WORK TO DO:
Pick out the lines below that contain the string "text" and copy them all.

TASK DATA:
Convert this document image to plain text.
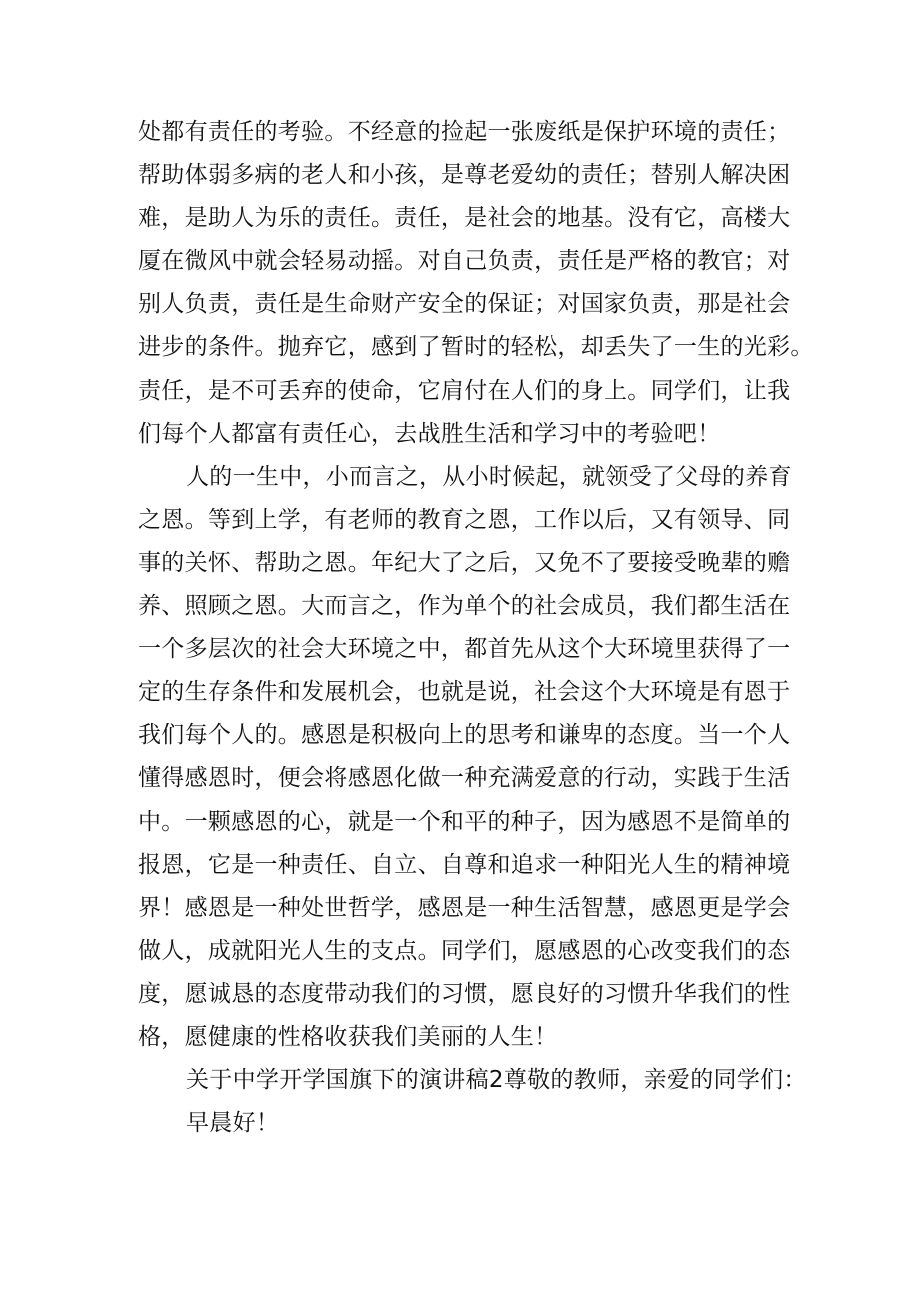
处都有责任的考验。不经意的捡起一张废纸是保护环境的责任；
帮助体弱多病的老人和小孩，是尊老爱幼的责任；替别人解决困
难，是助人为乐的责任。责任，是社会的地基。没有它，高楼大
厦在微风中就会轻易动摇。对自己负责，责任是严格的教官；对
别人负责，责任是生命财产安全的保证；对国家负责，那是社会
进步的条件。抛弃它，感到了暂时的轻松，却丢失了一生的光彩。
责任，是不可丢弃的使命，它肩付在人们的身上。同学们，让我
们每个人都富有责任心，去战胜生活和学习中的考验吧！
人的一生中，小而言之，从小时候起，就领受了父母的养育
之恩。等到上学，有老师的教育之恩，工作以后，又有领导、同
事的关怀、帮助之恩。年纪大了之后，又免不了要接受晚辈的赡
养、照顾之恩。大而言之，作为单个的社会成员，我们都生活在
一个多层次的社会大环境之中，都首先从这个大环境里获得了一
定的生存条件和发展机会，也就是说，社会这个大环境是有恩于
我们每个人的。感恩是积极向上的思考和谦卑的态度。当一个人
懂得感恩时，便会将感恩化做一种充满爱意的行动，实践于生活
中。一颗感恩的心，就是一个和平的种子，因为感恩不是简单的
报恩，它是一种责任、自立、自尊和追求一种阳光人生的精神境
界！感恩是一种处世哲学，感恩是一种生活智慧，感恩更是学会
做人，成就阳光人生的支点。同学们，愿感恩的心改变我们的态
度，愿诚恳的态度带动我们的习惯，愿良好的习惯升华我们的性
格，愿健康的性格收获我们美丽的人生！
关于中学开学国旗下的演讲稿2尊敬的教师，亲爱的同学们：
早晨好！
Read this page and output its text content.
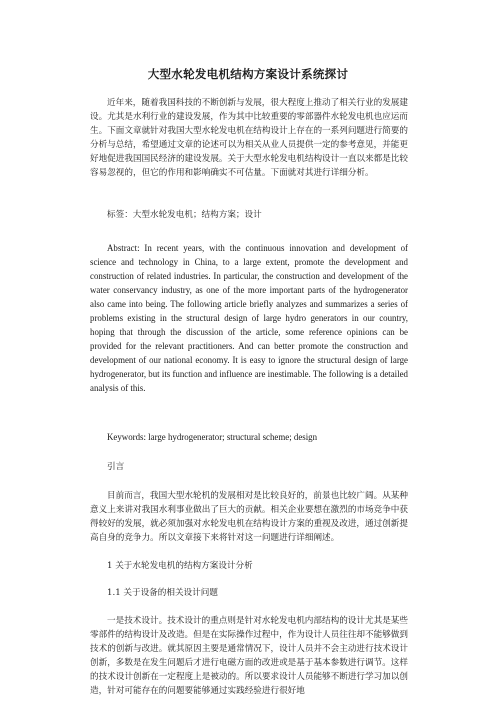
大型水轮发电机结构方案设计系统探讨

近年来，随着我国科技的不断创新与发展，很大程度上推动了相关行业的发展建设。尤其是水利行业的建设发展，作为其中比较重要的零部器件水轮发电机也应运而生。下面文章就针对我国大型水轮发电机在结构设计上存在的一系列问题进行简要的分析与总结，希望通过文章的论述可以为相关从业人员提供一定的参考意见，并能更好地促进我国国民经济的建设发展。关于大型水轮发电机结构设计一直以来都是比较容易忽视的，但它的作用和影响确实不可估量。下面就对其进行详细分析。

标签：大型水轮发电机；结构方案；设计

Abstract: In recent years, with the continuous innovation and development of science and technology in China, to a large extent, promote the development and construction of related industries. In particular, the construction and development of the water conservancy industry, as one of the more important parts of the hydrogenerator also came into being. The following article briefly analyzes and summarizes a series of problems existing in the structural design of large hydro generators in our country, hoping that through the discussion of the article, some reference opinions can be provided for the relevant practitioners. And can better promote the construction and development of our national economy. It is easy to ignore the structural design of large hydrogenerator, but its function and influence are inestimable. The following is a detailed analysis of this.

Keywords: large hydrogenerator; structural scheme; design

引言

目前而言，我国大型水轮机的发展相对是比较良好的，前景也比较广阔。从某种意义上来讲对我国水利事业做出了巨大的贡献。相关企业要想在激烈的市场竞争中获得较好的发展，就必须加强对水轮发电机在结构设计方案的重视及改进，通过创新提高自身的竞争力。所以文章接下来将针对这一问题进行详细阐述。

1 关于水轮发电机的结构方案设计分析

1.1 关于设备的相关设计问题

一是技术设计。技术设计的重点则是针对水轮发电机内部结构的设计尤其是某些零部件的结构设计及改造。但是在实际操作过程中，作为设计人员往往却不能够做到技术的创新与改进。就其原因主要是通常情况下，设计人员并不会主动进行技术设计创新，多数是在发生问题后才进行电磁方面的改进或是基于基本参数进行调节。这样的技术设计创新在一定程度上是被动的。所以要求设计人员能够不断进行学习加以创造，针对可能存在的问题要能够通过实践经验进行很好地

PROBLEM SOLUTION:
Convert this document image to plain text.
Read this page and output its text content.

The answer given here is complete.